STATED TASK:
Transcribe the whole listing below without changing a word, but leave out every image.

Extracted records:
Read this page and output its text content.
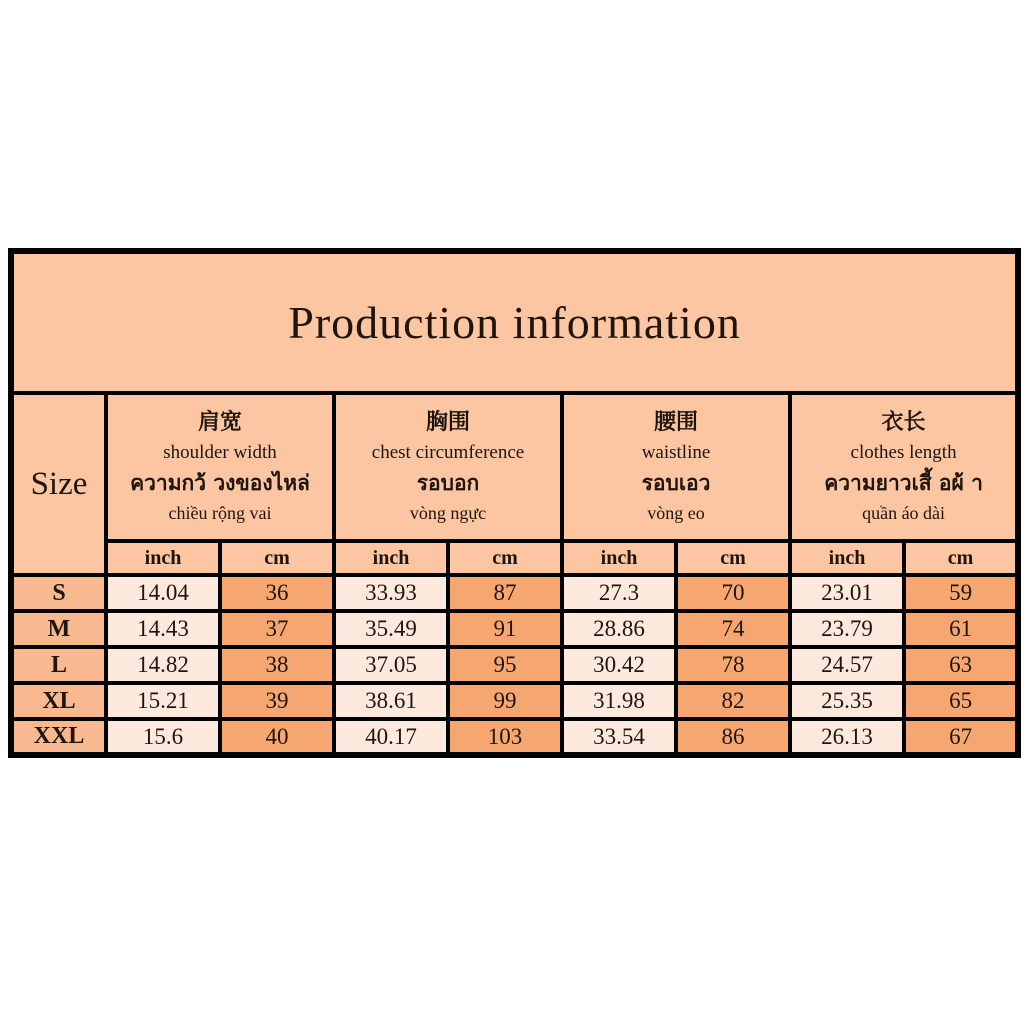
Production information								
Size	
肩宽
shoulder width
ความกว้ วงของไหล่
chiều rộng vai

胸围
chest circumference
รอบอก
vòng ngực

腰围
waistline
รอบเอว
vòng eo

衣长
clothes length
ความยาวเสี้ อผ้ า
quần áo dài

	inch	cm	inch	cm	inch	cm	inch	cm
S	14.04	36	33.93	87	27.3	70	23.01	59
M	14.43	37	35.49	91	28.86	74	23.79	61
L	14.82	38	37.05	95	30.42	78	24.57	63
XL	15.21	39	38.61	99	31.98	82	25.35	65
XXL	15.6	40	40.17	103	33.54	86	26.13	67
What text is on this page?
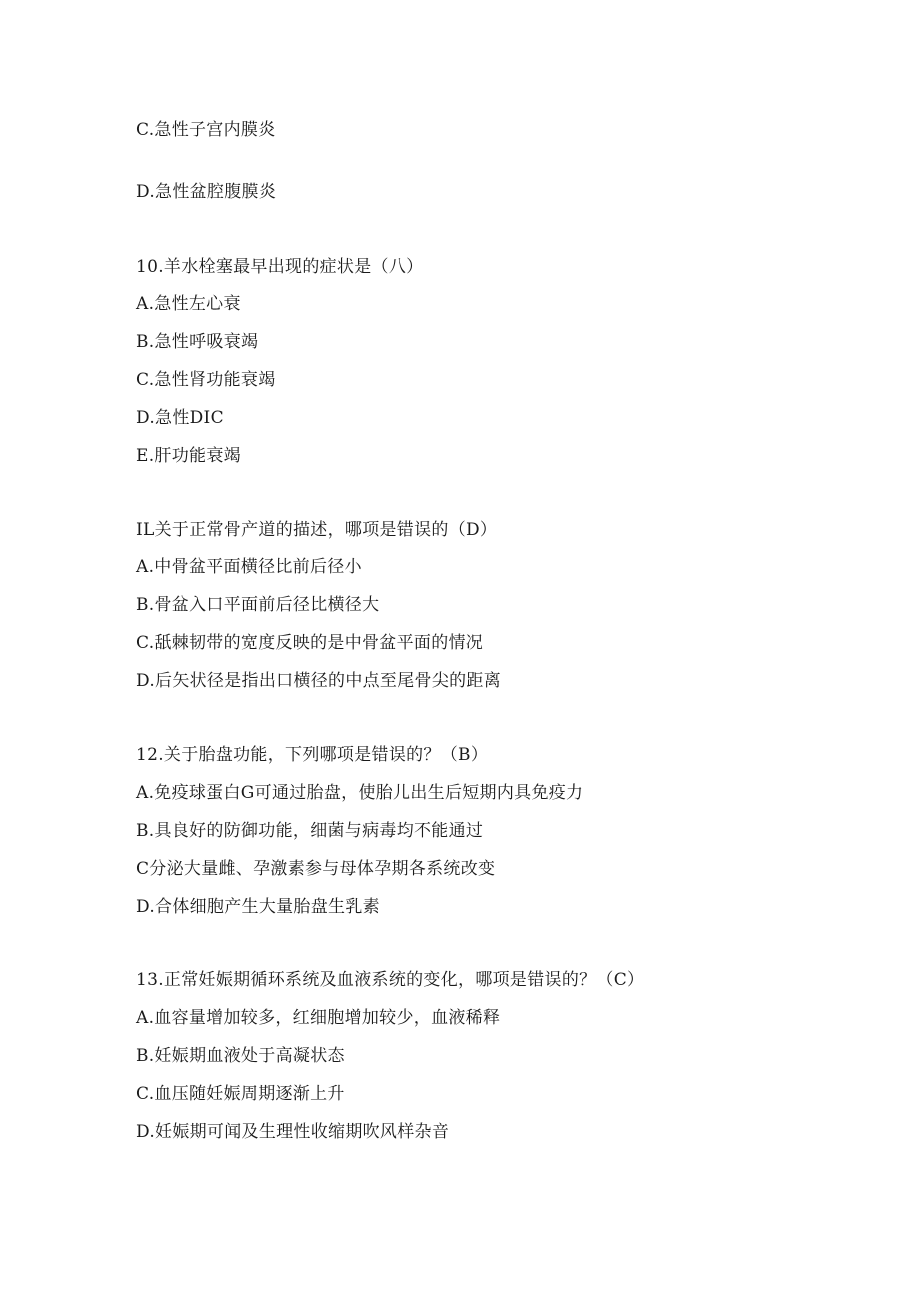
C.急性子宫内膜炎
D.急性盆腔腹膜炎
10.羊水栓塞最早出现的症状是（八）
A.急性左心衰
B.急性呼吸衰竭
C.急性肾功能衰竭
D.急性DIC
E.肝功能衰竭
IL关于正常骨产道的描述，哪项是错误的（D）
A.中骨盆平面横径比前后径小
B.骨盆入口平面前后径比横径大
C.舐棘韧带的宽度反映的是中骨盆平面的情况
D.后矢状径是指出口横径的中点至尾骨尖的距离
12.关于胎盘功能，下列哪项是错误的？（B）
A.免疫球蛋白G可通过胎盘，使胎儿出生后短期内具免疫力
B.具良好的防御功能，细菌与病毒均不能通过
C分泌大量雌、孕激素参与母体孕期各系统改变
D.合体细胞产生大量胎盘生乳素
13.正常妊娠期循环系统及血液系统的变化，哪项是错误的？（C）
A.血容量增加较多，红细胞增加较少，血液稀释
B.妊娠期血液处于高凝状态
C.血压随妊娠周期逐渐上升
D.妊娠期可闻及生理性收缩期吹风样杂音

EXERCISE SOLUTION:
Read this page and output its text content.
Production information								
Size	
肩宽
shoulder width
ความกว้ วงของไหล่
chiều rộng vai

胸围
chest circumference
รอบอก
vòng ngực

腰围
waistline
รอบเอว
vòng eo

衣长
clothes length
ความยาวเสี้ อผ้ า
quần áo dài

	inch	cm	inch	cm	inch	cm	inch	cm
S	14.04	36	33.93	87	27.3	70	23.01	59
M	14.43	37	35.49	91	28.86	74	23.79	61
L	14.82	38	37.05	95	30.42	78	24.57	63
XL	15.21	39	38.61	99	31.98	82	25.35	65
XXL	15.6	40	40.17	103	33.54	86	26.13	67
What text is on this page?
C.急性子宫内膜炎
D.急性盆腔腹膜炎
10.羊水栓塞最早出现的症状是（八）
A.急性左心衰
B.急性呼吸衰竭
C.急性肾功能衰竭
D.急性DIC
E.肝功能衰竭
IL关于正常骨产道的描述，哪项是错误的（D）
A.中骨盆平面横径比前后径小
B.骨盆入口平面前后径比横径大
C.舐棘韧带的宽度反映的是中骨盆平面的情况
D.后矢状径是指出口横径的中点至尾骨尖的距离
12.关于胎盘功能，下列哪项是错误的？（B）
A.免疫球蛋白G可通过胎盘，使胎儿出生后短期内具免疫力
B.具良好的防御功能，细菌与病毒均不能通过
C分泌大量雌、孕激素参与母体孕期各系统改变
D.合体细胞产生大量胎盘生乳素
13.正常妊娠期循环系统及血液系统的变化，哪项是错误的？（C）
A.血容量增加较多，红细胞增加较少，血液稀释
B.妊娠期血液处于高凝状态
C.血压随妊娠周期逐渐上升
D.妊娠期可闻及生理性收缩期吹风样杂音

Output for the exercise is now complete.